Start of DATA FOR THE TASK

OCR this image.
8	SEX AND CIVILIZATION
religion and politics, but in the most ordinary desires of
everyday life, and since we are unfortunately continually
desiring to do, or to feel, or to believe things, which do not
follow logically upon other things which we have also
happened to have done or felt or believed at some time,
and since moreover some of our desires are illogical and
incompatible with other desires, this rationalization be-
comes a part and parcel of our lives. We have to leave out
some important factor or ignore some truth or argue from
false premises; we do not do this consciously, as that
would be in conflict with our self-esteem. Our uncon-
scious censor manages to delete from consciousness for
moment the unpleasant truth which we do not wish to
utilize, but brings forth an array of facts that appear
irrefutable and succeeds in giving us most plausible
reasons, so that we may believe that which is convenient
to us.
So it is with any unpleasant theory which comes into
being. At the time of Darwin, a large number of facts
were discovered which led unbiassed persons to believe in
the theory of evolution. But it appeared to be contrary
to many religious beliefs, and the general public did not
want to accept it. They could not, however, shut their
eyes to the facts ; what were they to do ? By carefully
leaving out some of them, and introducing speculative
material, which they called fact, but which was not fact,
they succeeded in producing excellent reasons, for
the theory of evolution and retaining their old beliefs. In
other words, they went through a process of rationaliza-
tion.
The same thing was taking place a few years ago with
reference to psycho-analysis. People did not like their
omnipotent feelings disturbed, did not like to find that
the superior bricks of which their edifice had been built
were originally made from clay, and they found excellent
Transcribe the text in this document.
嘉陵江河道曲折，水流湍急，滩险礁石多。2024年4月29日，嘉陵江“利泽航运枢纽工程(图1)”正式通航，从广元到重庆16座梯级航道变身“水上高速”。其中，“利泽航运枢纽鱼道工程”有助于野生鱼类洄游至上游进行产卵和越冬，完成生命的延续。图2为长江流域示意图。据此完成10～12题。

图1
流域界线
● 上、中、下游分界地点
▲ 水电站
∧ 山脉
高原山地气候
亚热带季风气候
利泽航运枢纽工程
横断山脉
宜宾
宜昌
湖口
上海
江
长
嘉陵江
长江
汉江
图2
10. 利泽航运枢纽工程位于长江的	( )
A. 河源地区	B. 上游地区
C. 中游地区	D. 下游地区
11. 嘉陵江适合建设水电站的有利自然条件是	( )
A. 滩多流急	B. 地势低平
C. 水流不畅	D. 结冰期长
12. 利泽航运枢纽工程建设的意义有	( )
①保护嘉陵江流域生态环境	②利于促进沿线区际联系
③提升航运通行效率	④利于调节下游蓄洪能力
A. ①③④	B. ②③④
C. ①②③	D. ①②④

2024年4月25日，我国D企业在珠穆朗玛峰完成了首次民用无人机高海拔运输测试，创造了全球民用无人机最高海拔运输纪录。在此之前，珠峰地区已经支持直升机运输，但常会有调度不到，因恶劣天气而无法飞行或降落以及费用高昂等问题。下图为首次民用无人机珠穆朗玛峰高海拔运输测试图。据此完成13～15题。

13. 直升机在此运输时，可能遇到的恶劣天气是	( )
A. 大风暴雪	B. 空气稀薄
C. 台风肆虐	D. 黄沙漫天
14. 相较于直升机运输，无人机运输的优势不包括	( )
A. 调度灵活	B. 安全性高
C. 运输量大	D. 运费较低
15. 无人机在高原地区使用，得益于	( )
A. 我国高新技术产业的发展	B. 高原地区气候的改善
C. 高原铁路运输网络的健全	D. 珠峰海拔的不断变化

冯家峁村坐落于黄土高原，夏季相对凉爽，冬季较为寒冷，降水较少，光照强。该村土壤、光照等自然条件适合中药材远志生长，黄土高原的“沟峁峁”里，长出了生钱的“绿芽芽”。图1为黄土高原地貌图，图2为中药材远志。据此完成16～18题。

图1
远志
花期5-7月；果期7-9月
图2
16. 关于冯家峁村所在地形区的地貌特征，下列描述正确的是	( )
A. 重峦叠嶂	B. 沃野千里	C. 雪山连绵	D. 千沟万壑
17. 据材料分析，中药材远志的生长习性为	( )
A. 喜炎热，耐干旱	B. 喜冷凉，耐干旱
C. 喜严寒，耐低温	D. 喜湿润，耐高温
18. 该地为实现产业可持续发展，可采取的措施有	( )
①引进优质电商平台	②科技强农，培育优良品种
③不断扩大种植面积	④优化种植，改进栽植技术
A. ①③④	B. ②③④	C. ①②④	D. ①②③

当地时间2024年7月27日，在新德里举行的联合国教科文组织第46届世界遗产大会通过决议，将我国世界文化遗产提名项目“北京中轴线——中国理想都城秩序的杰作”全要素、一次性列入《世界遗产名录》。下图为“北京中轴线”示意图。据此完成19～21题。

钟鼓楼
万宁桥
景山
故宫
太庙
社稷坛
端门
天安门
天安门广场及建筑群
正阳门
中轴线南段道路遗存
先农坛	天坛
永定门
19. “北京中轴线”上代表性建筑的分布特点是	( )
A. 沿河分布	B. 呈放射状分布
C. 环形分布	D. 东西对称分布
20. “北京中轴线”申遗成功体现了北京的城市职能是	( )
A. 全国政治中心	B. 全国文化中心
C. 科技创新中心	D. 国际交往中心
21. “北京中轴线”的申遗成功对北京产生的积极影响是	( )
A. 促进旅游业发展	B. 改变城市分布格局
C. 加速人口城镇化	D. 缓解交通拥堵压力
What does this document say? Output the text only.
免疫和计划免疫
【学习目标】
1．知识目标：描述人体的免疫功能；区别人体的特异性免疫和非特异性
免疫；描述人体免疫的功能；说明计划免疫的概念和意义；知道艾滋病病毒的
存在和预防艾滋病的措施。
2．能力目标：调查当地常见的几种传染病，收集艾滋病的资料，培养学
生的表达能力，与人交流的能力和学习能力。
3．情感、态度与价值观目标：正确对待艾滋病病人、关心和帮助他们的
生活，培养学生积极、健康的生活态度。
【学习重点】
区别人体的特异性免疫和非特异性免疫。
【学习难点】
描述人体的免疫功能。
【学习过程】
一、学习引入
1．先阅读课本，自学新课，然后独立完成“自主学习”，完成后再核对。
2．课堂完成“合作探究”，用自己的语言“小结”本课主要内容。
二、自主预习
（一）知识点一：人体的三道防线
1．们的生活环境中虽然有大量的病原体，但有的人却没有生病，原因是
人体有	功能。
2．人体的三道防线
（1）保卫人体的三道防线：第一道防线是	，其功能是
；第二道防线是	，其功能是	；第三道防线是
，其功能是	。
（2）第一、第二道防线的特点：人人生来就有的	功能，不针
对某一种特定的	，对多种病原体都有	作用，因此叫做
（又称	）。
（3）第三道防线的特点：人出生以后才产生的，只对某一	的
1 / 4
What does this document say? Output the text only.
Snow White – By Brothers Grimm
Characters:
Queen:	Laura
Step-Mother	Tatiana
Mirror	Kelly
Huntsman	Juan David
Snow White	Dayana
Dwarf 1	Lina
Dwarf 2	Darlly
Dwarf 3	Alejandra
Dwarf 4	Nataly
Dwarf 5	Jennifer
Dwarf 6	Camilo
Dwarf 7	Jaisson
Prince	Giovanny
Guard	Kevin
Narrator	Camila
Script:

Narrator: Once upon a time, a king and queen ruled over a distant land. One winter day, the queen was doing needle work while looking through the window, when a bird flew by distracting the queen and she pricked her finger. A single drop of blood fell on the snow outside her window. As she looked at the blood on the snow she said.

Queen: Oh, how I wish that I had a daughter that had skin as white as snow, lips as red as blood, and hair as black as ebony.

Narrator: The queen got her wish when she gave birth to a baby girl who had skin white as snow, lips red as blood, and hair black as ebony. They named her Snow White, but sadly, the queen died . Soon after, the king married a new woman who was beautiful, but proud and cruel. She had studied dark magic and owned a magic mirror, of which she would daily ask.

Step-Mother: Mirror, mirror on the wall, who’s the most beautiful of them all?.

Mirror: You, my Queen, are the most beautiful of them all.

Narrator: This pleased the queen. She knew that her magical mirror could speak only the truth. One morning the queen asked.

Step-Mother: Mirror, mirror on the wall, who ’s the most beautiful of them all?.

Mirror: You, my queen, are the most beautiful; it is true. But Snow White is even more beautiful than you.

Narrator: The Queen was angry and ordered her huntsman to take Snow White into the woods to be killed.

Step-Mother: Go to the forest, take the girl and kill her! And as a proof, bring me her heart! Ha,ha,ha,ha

End of DATA FOR THE TASK

WHAT YOU ARE ASKED TO DO: Search the preceding listing for the word "some" and pull out every line that holds it.

RESPONSE TO THE TASK:
happened to have done or felt or believed at some time,
and since moreover some of our desires are illogical and
some important factor or ignore some truth or argue from
leaving out some of them, and introducing speculative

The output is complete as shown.